## BEGIN DATA ENTRIES
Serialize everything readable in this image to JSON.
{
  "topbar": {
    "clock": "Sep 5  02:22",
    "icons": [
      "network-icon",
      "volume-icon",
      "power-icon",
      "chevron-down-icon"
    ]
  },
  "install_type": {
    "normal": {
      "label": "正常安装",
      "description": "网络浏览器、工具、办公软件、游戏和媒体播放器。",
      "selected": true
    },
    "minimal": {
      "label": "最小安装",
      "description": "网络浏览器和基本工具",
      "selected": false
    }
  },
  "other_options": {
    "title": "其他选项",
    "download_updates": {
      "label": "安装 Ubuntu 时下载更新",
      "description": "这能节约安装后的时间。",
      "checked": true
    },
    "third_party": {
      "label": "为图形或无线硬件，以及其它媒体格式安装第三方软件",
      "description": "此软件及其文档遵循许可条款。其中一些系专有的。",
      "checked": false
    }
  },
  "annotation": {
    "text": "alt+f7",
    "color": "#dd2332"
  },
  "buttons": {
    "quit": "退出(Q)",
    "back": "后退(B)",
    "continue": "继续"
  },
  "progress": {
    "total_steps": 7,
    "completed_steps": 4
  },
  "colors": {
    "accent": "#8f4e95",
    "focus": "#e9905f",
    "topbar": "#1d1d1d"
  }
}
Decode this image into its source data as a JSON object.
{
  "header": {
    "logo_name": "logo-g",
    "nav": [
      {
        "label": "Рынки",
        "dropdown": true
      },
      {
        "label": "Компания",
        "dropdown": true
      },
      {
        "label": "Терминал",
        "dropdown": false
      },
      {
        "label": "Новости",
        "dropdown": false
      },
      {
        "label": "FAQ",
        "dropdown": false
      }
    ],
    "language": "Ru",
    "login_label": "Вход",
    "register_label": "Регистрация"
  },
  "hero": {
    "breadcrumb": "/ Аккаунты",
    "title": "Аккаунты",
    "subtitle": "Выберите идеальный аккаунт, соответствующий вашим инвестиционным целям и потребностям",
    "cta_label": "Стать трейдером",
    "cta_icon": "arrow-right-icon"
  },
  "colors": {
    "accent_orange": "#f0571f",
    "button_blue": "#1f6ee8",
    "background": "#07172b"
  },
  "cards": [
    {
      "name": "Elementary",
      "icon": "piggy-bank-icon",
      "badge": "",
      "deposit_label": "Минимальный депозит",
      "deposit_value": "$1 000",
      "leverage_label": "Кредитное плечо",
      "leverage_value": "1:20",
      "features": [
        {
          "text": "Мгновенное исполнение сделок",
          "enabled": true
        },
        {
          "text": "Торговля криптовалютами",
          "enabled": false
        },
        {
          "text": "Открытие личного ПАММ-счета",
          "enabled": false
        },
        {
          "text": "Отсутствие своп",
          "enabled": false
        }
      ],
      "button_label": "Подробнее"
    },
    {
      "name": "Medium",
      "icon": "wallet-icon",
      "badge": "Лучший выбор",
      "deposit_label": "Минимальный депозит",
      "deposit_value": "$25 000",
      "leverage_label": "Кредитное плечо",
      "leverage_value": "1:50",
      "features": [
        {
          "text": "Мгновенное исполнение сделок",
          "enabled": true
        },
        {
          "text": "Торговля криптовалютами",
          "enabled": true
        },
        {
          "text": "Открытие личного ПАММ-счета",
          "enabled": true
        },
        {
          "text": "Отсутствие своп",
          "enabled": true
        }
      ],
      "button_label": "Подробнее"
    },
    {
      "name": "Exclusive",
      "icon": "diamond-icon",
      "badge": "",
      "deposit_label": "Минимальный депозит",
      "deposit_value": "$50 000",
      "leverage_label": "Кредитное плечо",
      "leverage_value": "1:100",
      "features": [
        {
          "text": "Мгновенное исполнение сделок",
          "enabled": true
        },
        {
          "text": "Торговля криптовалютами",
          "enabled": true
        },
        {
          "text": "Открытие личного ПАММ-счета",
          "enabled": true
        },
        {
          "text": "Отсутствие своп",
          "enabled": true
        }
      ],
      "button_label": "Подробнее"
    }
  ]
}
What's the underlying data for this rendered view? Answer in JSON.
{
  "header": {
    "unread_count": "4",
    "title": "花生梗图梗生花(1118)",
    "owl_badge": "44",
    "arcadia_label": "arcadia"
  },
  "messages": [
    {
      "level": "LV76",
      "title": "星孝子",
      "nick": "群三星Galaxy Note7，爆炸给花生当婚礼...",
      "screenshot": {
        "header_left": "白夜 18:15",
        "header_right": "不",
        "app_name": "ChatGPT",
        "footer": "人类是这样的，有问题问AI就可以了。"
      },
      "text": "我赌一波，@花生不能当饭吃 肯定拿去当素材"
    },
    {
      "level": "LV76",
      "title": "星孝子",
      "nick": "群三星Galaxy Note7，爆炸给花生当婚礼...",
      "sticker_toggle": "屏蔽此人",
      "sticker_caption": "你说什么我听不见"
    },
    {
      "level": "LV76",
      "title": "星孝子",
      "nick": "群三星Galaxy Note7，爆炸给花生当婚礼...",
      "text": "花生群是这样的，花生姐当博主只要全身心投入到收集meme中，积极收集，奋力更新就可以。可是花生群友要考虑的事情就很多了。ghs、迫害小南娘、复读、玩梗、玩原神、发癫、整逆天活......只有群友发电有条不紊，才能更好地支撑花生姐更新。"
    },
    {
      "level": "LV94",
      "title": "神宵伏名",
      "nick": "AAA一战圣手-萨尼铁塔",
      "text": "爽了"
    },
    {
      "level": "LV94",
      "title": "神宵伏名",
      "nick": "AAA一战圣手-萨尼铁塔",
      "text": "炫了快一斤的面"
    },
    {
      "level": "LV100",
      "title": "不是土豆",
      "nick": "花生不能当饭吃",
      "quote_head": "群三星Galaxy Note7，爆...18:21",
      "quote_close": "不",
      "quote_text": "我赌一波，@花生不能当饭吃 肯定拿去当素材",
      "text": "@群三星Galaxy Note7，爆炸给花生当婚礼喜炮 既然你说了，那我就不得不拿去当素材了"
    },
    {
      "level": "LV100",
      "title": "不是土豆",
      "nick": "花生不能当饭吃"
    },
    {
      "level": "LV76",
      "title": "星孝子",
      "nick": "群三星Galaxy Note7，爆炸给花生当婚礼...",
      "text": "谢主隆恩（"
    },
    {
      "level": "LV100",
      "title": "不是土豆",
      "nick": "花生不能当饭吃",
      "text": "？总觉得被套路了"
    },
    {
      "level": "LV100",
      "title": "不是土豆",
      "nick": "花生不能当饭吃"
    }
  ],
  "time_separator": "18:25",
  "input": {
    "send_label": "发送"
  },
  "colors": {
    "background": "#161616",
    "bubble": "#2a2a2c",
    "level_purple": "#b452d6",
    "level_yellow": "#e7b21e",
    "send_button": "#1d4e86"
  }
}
## END DATA ENTRIES
> [WRITTEN INSTRUCTION]
Above are some records. Print them all exactly.

> [FINISHED ANSWER]
Serialize everything readable in this image to JSON.
{
  "topbar": {
    "clock": "Sep 5  02:22",
    "icons": [
      "network-icon",
      "volume-icon",
      "power-icon",
      "chevron-down-icon"
    ]
  },
  "install_type": {
    "normal": {
      "label": "正常安装",
      "description": "网络浏览器、工具、办公软件、游戏和媒体播放器。",
      "selected": true
    },
    "minimal": {
      "label": "最小安装",
      "description": "网络浏览器和基本工具",
      "selected": false
    }
  },
  "other_options": {
    "title": "其他选项",
    "download_updates": {
      "label": "安装 Ubuntu 时下载更新",
      "description": "这能节约安装后的时间。",
      "checked": true
    },
    "third_party": {
      "label": "为图形或无线硬件，以及其它媒体格式安装第三方软件",
      "description": "此软件及其文档遵循许可条款。其中一些系专有的。",
      "checked": false
    }
  },
  "annotation": {
    "text": "alt+f7",
    "color": "#dd2332"
  },
  "buttons": {
    "quit": "退出(Q)",
    "back": "后退(B)",
    "continue": "继续"
  },
  "progress": {
    "total_steps": 7,
    "completed_steps": 4
  },
  "colors": {
    "accent": "#8f4e95",
    "focus": "#e9905f",
    "topbar": "#1d1d1d"
  }
}
Decode this image into its source data as a JSON object.
{
  "header": {
    "logo_name": "logo-g",
    "nav": [
      {
        "label": "Рынки",
        "dropdown": true
      },
      {
        "label": "Компания",
        "dropdown": true
      },
      {
        "label": "Терминал",
        "dropdown": false
      },
      {
        "label": "Новости",
        "dropdown": false
      },
      {
        "label": "FAQ",
        "dropdown": false
      }
    ],
    "language": "Ru",
    "login_label": "Вход",
    "register_label": "Регистрация"
  },
  "hero": {
    "breadcrumb": "/ Аккаунты",
    "title": "Аккаунты",
    "subtitle": "Выберите идеальный аккаунт, соответствующий вашим инвестиционным целям и потребностям",
    "cta_label": "Стать трейдером",
    "cta_icon": "arrow-right-icon"
  },
  "colors": {
    "accent_orange": "#f0571f",
    "button_blue": "#1f6ee8",
    "background": "#07172b"
  },
  "cards": [
    {
      "name": "Elementary",
      "icon": "piggy-bank-icon",
      "badge": "",
      "deposit_label": "Минимальный депозит",
      "deposit_value": "$1 000",
      "leverage_label": "Кредитное плечо",
      "leverage_value": "1:20",
      "features": [
        {
          "text": "Мгновенное исполнение сделок",
          "enabled": true
        },
        {
          "text": "Торговля криптовалютами",
          "enabled": false
        },
        {
          "text": "Открытие личного ПАММ-счета",
          "enabled": false
        },
        {
          "text": "Отсутствие своп",
          "enabled": false
        }
      ],
      "button_label": "Подробнее"
    },
    {
      "name": "Medium",
      "icon": "wallet-icon",
      "badge": "Лучший выбор",
      "deposit_label": "Минимальный депозит",
      "deposit_value": "$25 000",
      "leverage_label": "Кредитное плечо",
      "leverage_value": "1:50",
      "features": [
        {
          "text": "Мгновенное исполнение сделок",
          "enabled": true
        },
        {
          "text": "Торговля криптовалютами",
          "enabled": true
        },
        {
          "text": "Открытие личного ПАММ-счета",
          "enabled": true
        },
        {
          "text": "Отсутствие своп",
          "enabled": true
        }
      ],
      "button_label": "Подробнее"
    },
    {
      "name": "Exclusive",
      "icon": "diamond-icon",
      "badge": "",
      "deposit_label": "Минимальный депозит",
      "deposit_value": "$50 000",
      "leverage_label": "Кредитное плечо",
      "leverage_value": "1:100",
      "features": [
        {
          "text": "Мгновенное исполнение сделок",
          "enabled": true
        },
        {
          "text": "Торговля криптовалютами",
          "enabled": true
        },
        {
          "text": "Открытие личного ПАММ-счета",
          "enabled": true
        },
        {
          "text": "Отсутствие своп",
          "enabled": true
        }
      ],
      "button_label": "Подробнее"
    }
  ]
}
What's the underlying data for this rendered view? Answer in JSON.
{
  "header": {
    "unread_count": "4",
    "title": "花生梗图梗生花(1118)",
    "owl_badge": "44",
    "arcadia_label": "arcadia"
  },
  "messages": [
    {
      "level": "LV76",
      "title": "星孝子",
      "nick": "群三星Galaxy Note7，爆炸给花生当婚礼...",
      "screenshot": {
        "header_left": "白夜 18:15",
        "header_right": "不",
        "app_name": "ChatGPT",
        "footer": "人类是这样的，有问题问AI就可以了。"
      },
      "text": "我赌一波，@花生不能当饭吃 肯定拿去当素材"
    },
    {
      "level": "LV76",
      "title": "星孝子",
      "nick": "群三星Galaxy Note7，爆炸给花生当婚礼...",
      "sticker_toggle": "屏蔽此人",
      "sticker_caption": "你说什么我听不见"
    },
    {
      "level": "LV76",
      "title": "星孝子",
      "nick": "群三星Galaxy Note7，爆炸给花生当婚礼...",
      "text": "花生群是这样的，花生姐当博主只要全身心投入到收集meme中，积极收集，奋力更新就可以。可是花生群友要考虑的事情就很多了。ghs、迫害小南娘、复读、玩梗、玩原神、发癫、整逆天活......只有群友发电有条不紊，才能更好地支撑花生姐更新。"
    },
    {
      "level": "LV94",
      "title": "神宵伏名",
      "nick": "AAA一战圣手-萨尼铁塔",
      "text": "爽了"
    },
    {
      "level": "LV94",
      "title": "神宵伏名",
      "nick": "AAA一战圣手-萨尼铁塔",
      "text": "炫了快一斤的面"
    },
    {
      "level": "LV100",
      "title": "不是土豆",
      "nick": "花生不能当饭吃",
      "quote_head": "群三星Galaxy Note7，爆...18:21",
      "quote_close": "不",
      "quote_text": "我赌一波，@花生不能当饭吃 肯定拿去当素材",
      "text": "@群三星Galaxy Note7，爆炸给花生当婚礼喜炮 既然你说了，那我就不得不拿去当素材了"
    },
    {
      "level": "LV100",
      "title": "不是土豆",
      "nick": "花生不能当饭吃"
    },
    {
      "level": "LV76",
      "title": "星孝子",
      "nick": "群三星Galaxy Note7，爆炸给花生当婚礼...",
      "text": "谢主隆恩（"
    },
    {
      "level": "LV100",
      "title": "不是土豆",
      "nick": "花生不能当饭吃",
      "text": "？总觉得被套路了"
    },
    {
      "level": "LV100",
      "title": "不是土豆",
      "nick": "花生不能当饭吃"
    }
  ],
  "time_separator": "18:25",
  "input": {
    "send_label": "发送"
  },
  "colors": {
    "background": "#161616",
    "bubble": "#2a2a2c",
    "level_purple": "#b452d6",
    "level_yellow": "#e7b21e",
    "send_button": "#1d4e86"
  }
}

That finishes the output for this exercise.